*What this task involves:* Render every entry exactly as it appears.

*Data in this exercise:*
----------------------------------------
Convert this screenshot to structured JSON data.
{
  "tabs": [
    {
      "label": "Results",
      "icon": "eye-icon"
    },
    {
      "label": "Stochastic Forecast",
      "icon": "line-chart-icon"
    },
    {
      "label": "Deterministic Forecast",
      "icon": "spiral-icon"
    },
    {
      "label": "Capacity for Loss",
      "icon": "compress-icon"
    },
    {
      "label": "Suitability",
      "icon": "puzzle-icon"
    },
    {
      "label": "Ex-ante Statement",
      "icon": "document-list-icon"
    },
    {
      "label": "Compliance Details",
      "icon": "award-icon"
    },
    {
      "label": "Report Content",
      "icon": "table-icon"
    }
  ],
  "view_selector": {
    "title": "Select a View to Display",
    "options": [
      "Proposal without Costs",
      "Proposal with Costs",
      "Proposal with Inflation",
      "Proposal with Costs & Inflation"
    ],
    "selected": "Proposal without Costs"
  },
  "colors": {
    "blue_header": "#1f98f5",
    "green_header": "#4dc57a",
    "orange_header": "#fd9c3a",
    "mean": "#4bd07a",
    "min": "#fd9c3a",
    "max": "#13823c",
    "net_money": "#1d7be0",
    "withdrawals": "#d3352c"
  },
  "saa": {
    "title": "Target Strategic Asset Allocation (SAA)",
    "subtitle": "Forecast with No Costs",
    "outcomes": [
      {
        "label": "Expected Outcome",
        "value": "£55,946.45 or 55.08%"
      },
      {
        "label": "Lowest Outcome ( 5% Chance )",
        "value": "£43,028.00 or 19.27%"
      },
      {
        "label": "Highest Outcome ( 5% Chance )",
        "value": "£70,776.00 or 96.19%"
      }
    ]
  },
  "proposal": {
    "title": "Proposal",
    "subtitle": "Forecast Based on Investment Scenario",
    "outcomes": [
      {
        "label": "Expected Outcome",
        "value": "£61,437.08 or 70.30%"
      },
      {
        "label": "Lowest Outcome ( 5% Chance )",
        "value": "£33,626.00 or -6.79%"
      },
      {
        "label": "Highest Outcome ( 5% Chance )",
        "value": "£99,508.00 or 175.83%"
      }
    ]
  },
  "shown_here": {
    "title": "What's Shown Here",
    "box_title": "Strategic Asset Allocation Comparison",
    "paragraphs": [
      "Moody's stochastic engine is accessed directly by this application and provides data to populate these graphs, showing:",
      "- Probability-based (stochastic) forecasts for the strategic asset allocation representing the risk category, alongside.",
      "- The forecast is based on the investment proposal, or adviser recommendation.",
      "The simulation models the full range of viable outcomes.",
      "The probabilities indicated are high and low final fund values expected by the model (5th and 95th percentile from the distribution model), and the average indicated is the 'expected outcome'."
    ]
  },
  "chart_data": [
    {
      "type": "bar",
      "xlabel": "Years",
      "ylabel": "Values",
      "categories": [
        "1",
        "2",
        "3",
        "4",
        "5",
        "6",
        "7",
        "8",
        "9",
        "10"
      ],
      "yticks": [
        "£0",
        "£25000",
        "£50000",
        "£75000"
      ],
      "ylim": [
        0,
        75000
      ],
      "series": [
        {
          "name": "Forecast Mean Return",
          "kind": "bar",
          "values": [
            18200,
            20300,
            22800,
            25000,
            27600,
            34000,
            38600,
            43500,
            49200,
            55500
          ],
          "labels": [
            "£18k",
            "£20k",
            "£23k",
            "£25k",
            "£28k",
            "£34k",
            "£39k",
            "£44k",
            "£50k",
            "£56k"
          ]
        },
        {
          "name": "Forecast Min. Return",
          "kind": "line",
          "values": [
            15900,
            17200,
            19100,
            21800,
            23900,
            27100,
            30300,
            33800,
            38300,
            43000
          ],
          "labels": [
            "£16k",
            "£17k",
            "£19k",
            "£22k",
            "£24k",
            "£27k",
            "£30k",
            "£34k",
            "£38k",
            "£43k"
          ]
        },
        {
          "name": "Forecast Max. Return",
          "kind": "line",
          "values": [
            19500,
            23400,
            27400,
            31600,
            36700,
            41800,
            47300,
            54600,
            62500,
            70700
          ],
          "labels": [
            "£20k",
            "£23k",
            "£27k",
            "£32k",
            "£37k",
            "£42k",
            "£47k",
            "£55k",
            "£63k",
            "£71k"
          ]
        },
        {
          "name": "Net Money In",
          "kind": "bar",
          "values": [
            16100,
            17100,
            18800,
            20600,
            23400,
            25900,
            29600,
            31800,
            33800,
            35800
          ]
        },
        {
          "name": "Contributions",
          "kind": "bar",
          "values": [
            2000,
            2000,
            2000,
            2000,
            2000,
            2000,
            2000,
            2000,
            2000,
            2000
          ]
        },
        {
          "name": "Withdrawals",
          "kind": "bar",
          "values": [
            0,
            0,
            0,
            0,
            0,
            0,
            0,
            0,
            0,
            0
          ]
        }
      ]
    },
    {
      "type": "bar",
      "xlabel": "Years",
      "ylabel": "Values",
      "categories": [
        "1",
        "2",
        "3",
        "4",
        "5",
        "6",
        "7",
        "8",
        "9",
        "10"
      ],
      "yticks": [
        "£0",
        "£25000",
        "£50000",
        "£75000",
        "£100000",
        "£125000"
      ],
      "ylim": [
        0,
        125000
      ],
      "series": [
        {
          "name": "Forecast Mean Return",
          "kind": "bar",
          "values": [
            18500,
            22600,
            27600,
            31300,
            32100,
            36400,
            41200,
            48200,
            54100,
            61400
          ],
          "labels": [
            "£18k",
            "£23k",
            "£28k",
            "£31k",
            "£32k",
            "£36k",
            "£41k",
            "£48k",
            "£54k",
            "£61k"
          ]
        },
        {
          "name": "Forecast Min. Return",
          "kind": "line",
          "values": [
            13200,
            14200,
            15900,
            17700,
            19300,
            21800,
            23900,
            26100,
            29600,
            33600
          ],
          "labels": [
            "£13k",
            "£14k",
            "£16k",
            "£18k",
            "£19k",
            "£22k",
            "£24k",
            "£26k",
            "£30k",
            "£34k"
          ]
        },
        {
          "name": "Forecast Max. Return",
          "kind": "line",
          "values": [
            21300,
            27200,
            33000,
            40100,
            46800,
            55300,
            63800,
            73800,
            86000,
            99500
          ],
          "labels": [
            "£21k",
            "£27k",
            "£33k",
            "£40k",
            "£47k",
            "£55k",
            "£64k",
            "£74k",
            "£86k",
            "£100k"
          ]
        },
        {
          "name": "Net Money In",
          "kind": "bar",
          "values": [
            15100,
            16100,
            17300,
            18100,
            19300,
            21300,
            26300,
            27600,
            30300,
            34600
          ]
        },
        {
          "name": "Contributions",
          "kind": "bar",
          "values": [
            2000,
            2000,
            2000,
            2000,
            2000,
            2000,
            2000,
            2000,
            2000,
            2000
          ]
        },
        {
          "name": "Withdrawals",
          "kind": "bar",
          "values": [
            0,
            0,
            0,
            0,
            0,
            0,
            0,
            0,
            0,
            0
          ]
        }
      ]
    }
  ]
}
----------------------------------------
*Complete output:*
Convert this screenshot to structured JSON data.
{
  "tabs": [
    {
      "label": "Results",
      "icon": "eye-icon"
    },
    {
      "label": "Stochastic Forecast",
      "icon": "line-chart-icon"
    },
    {
      "label": "Deterministic Forecast",
      "icon": "spiral-icon"
    },
    {
      "label": "Capacity for Loss",
      "icon": "compress-icon"
    },
    {
      "label": "Suitability",
      "icon": "puzzle-icon"
    },
    {
      "label": "Ex-ante Statement",
      "icon": "document-list-icon"
    },
    {
      "label": "Compliance Details",
      "icon": "award-icon"
    },
    {
      "label": "Report Content",
      "icon": "table-icon"
    }
  ],
  "view_selector": {
    "title": "Select a View to Display",
    "options": [
      "Proposal without Costs",
      "Proposal with Costs",
      "Proposal with Inflation",
      "Proposal with Costs & Inflation"
    ],
    "selected": "Proposal without Costs"
  },
  "colors": {
    "blue_header": "#1f98f5",
    "green_header": "#4dc57a",
    "orange_header": "#fd9c3a",
    "mean": "#4bd07a",
    "min": "#fd9c3a",
    "max": "#13823c",
    "net_money": "#1d7be0",
    "withdrawals": "#d3352c"
  },
  "saa": {
    "title": "Target Strategic Asset Allocation (SAA)",
    "subtitle": "Forecast with No Costs",
    "outcomes": [
      {
        "label": "Expected Outcome",
        "value": "£55,946.45 or 55.08%"
      },
      {
        "label": "Lowest Outcome ( 5% Chance )",
        "value": "£43,028.00 or 19.27%"
      },
      {
        "label": "Highest Outcome ( 5% Chance )",
        "value": "£70,776.00 or 96.19%"
      }
    ]
  },
  "proposal": {
    "title": "Proposal",
    "subtitle": "Forecast Based on Investment Scenario",
    "outcomes": [
      {
        "label": "Expected Outcome",
        "value": "£61,437.08 or 70.30%"
      },
      {
        "label": "Lowest Outcome ( 5% Chance )",
        "value": "£33,626.00 or -6.79%"
      },
      {
        "label": "Highest Outcome ( 5% Chance )",
        "value": "£99,508.00 or 175.83%"
      }
    ]
  },
  "shown_here": {
    "title": "What's Shown Here",
    "box_title": "Strategic Asset Allocation Comparison",
    "paragraphs": [
      "Moody's stochastic engine is accessed directly by this application and provides data to populate these graphs, showing:",
      "- Probability-based (stochastic) forecasts for the strategic asset allocation representing the risk category, alongside.",
      "- The forecast is based on the investment proposal, or adviser recommendation.",
      "The simulation models the full range of viable outcomes.",
      "The probabilities indicated are high and low final fund values expected by the model (5th and 95th percentile from the distribution model), and the average indicated is the 'expected outcome'."
    ]
  },
  "chart_data": [
    {
      "type": "bar",
      "xlabel": "Years",
      "ylabel": "Values",
      "categories": [
        "1",
        "2",
        "3",
        "4",
        "5",
        "6",
        "7",
        "8",
        "9",
        "10"
      ],
      "yticks": [
        "£0",
        "£25000",
        "£50000",
        "£75000"
      ],
      "ylim": [
        0,
        75000
      ],
      "series": [
        {
          "name": "Forecast Mean Return",
          "kind": "bar",
          "values": [
            18200,
            20300,
            22800,
            25000,
            27600,
            34000,
            38600,
            43500,
            49200,
            55500
          ],
          "labels": [
            "£18k",
            "£20k",
            "£23k",
            "£25k",
            "£28k",
            "£34k",
            "£39k",
            "£44k",
            "£50k",
            "£56k"
          ]
        },
        {
          "name": "Forecast Min. Return",
          "kind": "line",
          "values": [
            15900,
            17200,
            19100,
            21800,
            23900,
            27100,
            30300,
            33800,
            38300,
            43000
          ],
          "labels": [
            "£16k",
            "£17k",
            "£19k",
            "£22k",
            "£24k",
            "£27k",
            "£30k",
            "£34k",
            "£38k",
            "£43k"
          ]
        },
        {
          "name": "Forecast Max. Return",
          "kind": "line",
          "values": [
            19500,
            23400,
            27400,
            31600,
            36700,
            41800,
            47300,
            54600,
            62500,
            70700
          ],
          "labels": [
            "£20k",
            "£23k",
            "£27k",
            "£32k",
            "£37k",
            "£42k",
            "£47k",
            "£55k",
            "£63k",
            "£71k"
          ]
        },
        {
          "name": "Net Money In",
          "kind": "bar",
          "values": [
            16100,
            17100,
            18800,
            20600,
            23400,
            25900,
            29600,
            31800,
            33800,
            35800
          ]
        },
        {
          "name": "Contributions",
          "kind": "bar",
          "values": [
            2000,
            2000,
            2000,
            2000,
            2000,
            2000,
            2000,
            2000,
            2000,
            2000
          ]
        },
        {
          "name": "Withdrawals",
          "kind": "bar",
          "values": [
            0,
            0,
            0,
            0,
            0,
            0,
            0,
            0,
            0,
            0
          ]
        }
      ]
    },
    {
      "type": "bar",
      "xlabel": "Years",
      "ylabel": "Values",
      "categories": [
        "1",
        "2",
        "3",
        "4",
        "5",
        "6",
        "7",
        "8",
        "9",
        "10"
      ],
      "yticks": [
        "£0",
        "£25000",
        "£50000",
        "£75000",
        "£100000",
        "£125000"
      ],
      "ylim": [
        0,
        125000
      ],
      "series": [
        {
          "name": "Forecast Mean Return",
          "kind": "bar",
          "values": [
            18500,
            22600,
            27600,
            31300,
            32100,
            36400,
            41200,
            48200,
            54100,
            61400
          ],
          "labels": [
            "£18k",
            "£23k",
            "£28k",
            "£31k",
            "£32k",
            "£36k",
            "£41k",
            "£48k",
            "£54k",
            "£61k"
          ]
        },
        {
          "name": "Forecast Min. Return",
          "kind": "line",
          "values": [
            13200,
            14200,
            15900,
            17700,
            19300,
            21800,
            23900,
            26100,
            29600,
            33600
          ],
          "labels": [
            "£13k",
            "£14k",
            "£16k",
            "£18k",
            "£19k",
            "£22k",
            "£24k",
            "£26k",
            "£30k",
            "£34k"
          ]
        },
        {
          "name": "Forecast Max. Return",
          "kind": "line",
          "values": [
            21300,
            27200,
            33000,
            40100,
            46800,
            55300,
            63800,
            73800,
            86000,
            99500
          ],
          "labels": [
            "£21k",
            "£27k",
            "£33k",
            "£40k",
            "£47k",
            "£55k",
            "£64k",
            "£74k",
            "£86k",
            "£100k"
          ]
        },
        {
          "name": "Net Money In",
          "kind": "bar",
          "values": [
            15100,
            16100,
            17300,
            18100,
            19300,
            21300,
            26300,
            27600,
            30300,
            34600
          ]
        },
        {
          "name": "Contributions",
          "kind": "bar",
          "values": [
            2000,
            2000,
            2000,
            2000,
            2000,
            2000,
            2000,
            2000,
            2000,
            2000
          ]
        },
        {
          "name": "Withdrawals",
          "kind": "bar",
          "values": [
            0,
            0,
            0,
            0,
            0,
            0,
            0,
            0,
            0,
            0
          ]
        }
      ]
    }
  ]
}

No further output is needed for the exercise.